**Information shown**
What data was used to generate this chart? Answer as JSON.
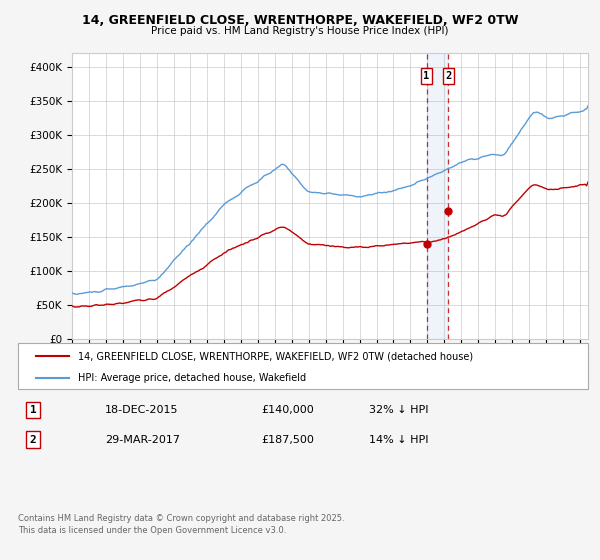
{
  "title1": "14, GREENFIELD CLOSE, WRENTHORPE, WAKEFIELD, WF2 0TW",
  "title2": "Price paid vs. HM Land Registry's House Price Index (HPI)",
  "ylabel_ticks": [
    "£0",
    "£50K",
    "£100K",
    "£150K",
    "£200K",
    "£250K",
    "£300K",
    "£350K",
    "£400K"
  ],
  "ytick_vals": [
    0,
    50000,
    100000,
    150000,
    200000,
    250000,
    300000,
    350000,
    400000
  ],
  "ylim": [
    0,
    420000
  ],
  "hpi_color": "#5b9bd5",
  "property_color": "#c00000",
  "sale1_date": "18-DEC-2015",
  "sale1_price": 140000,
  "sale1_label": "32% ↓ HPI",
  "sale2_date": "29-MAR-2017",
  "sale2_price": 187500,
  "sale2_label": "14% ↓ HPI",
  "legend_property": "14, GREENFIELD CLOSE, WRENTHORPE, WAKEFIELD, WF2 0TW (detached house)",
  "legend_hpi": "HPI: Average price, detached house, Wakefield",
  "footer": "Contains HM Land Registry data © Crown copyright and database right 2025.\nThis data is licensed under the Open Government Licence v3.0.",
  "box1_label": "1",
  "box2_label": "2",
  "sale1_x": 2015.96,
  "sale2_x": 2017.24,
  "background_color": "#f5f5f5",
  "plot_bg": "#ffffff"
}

**What to work on**
Give only the number of lines in the entries that contain "CLOSE".

**Solution for this task**
2